» **Exercise description**: Each line that contains the string "this" counts once; report how many such lines appear in the data, as a number only.

[Dataset rows about figures]

# # # # # # #

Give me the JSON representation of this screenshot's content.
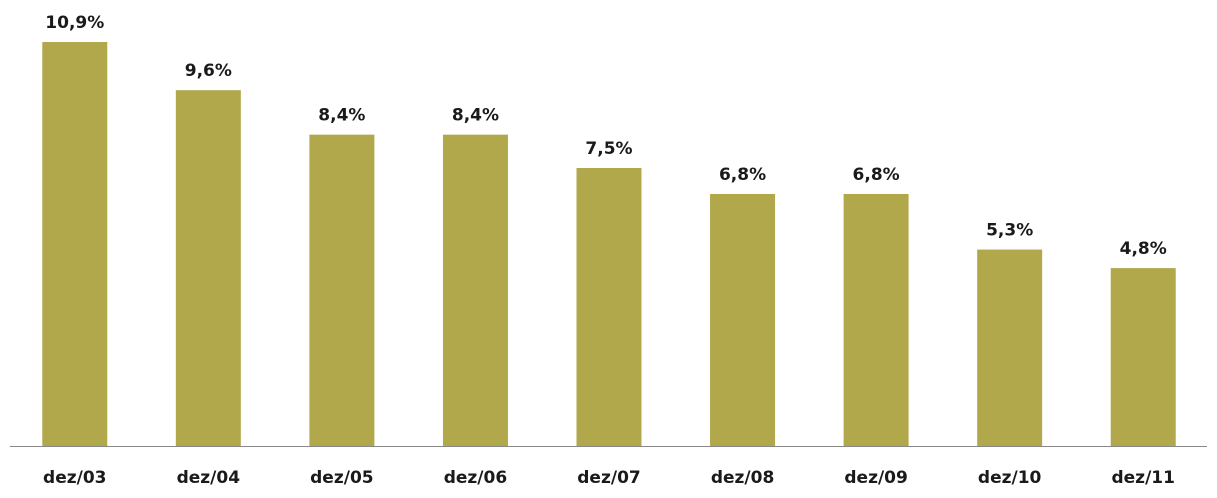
{
  "chart_data": {
    "type": "bar",
    "categories": [
      "dez/03",
      "dez/04",
      "dez/05",
      "dez/06",
      "dez/07",
      "dez/08",
      "dez/09",
      "dez/10",
      "dez/11"
    ],
    "values": [
      10.9,
      9.6,
      8.4,
      8.4,
      7.5,
      6.8,
      6.8,
      5.3,
      4.8
    ],
    "value_labels": [
      "10,9%",
      "9,6%",
      "8,4%",
      "8,4%",
      "7,5%",
      "6,8%",
      "6,8%",
      "5,3%",
      "4,8%"
    ],
    "color": "#b1a84c"
  }
}
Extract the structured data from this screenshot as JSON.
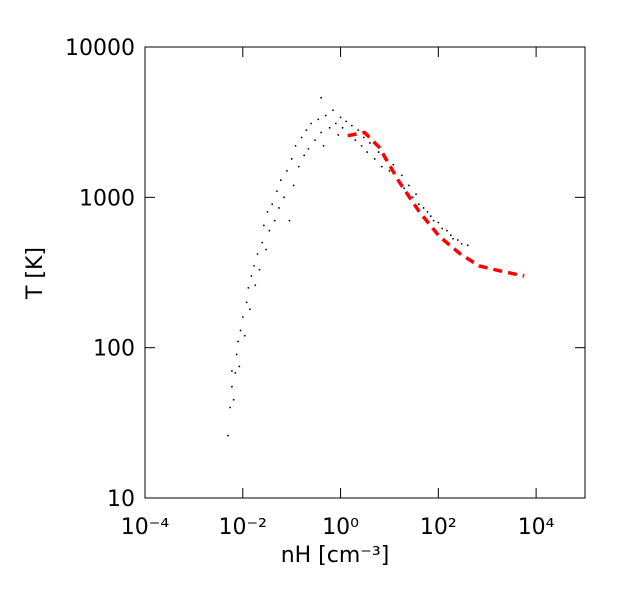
{
  "chart_data": {
    "type": "scatter",
    "xlabel": "nH [cm⁻³]",
    "ylabel": "T [K]",
    "xscale": "log",
    "yscale": "log",
    "xlim": [
      0.0001,
      100000
    ],
    "ylim": [
      10,
      10000
    ],
    "xticks": [
      {
        "value": 0.0001,
        "label": "10⁻⁴"
      },
      {
        "value": 0.01,
        "label": "10⁻²"
      },
      {
        "value": 1,
        "label": "10⁰"
      },
      {
        "value": 100,
        "label": "10²"
      },
      {
        "value": 10000,
        "label": "10⁴"
      }
    ],
    "yticks": [
      10,
      100,
      1000,
      10000
    ],
    "series": [
      {
        "type": "scatter",
        "color": "#000000",
        "x": [
          0.005,
          0.0055,
          0.006,
          0.006,
          0.0065,
          0.007,
          0.0075,
          0.008,
          0.0085,
          0.009,
          0.01,
          0.011,
          0.012,
          0.013,
          0.014,
          0.015,
          0.017,
          0.018,
          0.02,
          0.022,
          0.025,
          0.027,
          0.03,
          0.032,
          0.035,
          0.04,
          0.045,
          0.05,
          0.055,
          0.06,
          0.07,
          0.08,
          0.09,
          0.1,
          0.11,
          0.12,
          0.14,
          0.16,
          0.18,
          0.2,
          0.22,
          0.25,
          0.3,
          0.35,
          0.4,
          0.4,
          0.45,
          0.5,
          0.6,
          0.7,
          0.8,
          0.9,
          1.0,
          1.1,
          1.3,
          1.5,
          1.7,
          2,
          2.3,
          2.7,
          3,
          3.5,
          4,
          5,
          6,
          7,
          8,
          10,
          12,
          15,
          18,
          20,
          25,
          30,
          35,
          40,
          50,
          60,
          70,
          80,
          100,
          120,
          150,
          180,
          200,
          250,
          300,
          400
        ],
        "y": [
          26,
          40,
          55,
          70,
          45,
          68,
          90,
          110,
          75,
          130,
          160,
          120,
          200,
          250,
          180,
          300,
          350,
          260,
          420,
          330,
          500,
          650,
          450,
          800,
          600,
          900,
          700,
          1100,
          850,
          1300,
          1000,
          1500,
          700,
          1800,
          1200,
          2200,
          1600,
          2500,
          1900,
          2800,
          2100,
          3100,
          2400,
          3300,
          2700,
          4600,
          2200,
          3500,
          2900,
          3800,
          3100,
          2600,
          3400,
          2900,
          3200,
          2600,
          3000,
          2400,
          2800,
          2200,
          2500,
          2000,
          2300,
          1800,
          2000,
          1600,
          1800,
          1500,
          1650,
          1300,
          1400,
          1150,
          1200,
          1000,
          1050,
          900,
          850,
          800,
          750,
          700,
          680,
          620,
          600,
          560,
          530,
          520,
          490,
          480
        ]
      },
      {
        "type": "line",
        "color": "#ff0000",
        "dashed": true,
        "x": [
          1.4,
          3.1,
          6.2,
          16,
          41,
          105,
          270,
          680,
          1750,
          5700
        ],
        "y": [
          2570,
          2700,
          2150,
          1260,
          800,
          550,
          425,
          350,
          325,
          300
        ]
      }
    ]
  }
}
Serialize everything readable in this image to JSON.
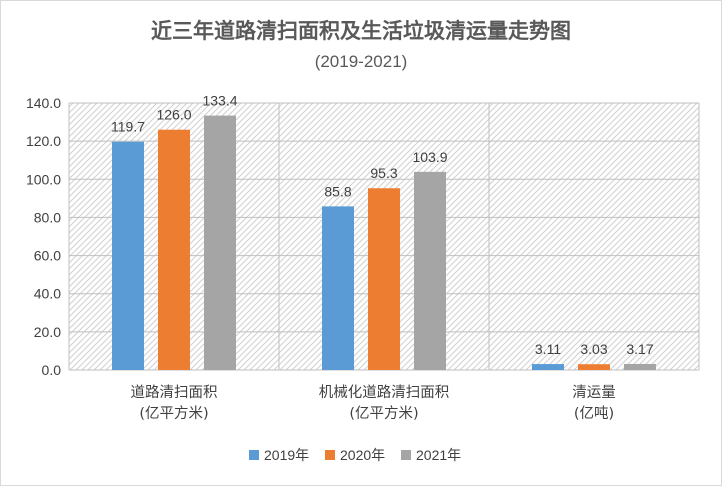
{
  "chart_data": {
    "type": "bar",
    "title": "近三年道路清扫面积及生活垃圾清运量走势图",
    "subtitle": "(2019-2021)",
    "categories": [
      [
        "道路清扫面积",
        "(亿平方米)"
      ],
      [
        "机械化道路清扫面积",
        "(亿平方米)"
      ],
      [
        "清运量",
        "(亿吨)"
      ]
    ],
    "series": [
      {
        "name": "2019年",
        "color": "#5b9bd5",
        "values": [
          119.7,
          85.8,
          3.11
        ],
        "labels": [
          "119.7",
          "85.8",
          "3.11"
        ]
      },
      {
        "name": "2020年",
        "color": "#ed7d31",
        "values": [
          126.0,
          95.3,
          3.03
        ],
        "labels": [
          "126.0",
          "95.3",
          "3.03"
        ]
      },
      {
        "name": "2021年",
        "color": "#a5a5a5",
        "values": [
          133.4,
          103.9,
          3.17
        ],
        "labels": [
          "133.4",
          "103.9",
          "3.17"
        ]
      }
    ],
    "ylim": [
      0,
      140
    ],
    "yticks": [
      "0.0",
      "20.0",
      "40.0",
      "60.0",
      "80.0",
      "100.0",
      "120.0",
      "140.0"
    ],
    "xlabel": "",
    "ylabel": "",
    "grid": true,
    "legend": "bottom"
  }
}
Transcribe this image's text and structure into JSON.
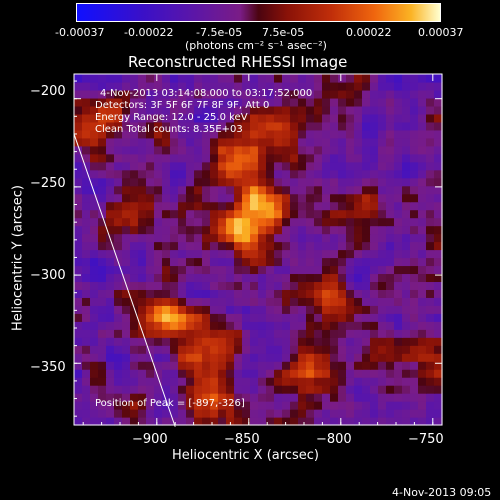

# # # # # # #

» **Written solution**: 4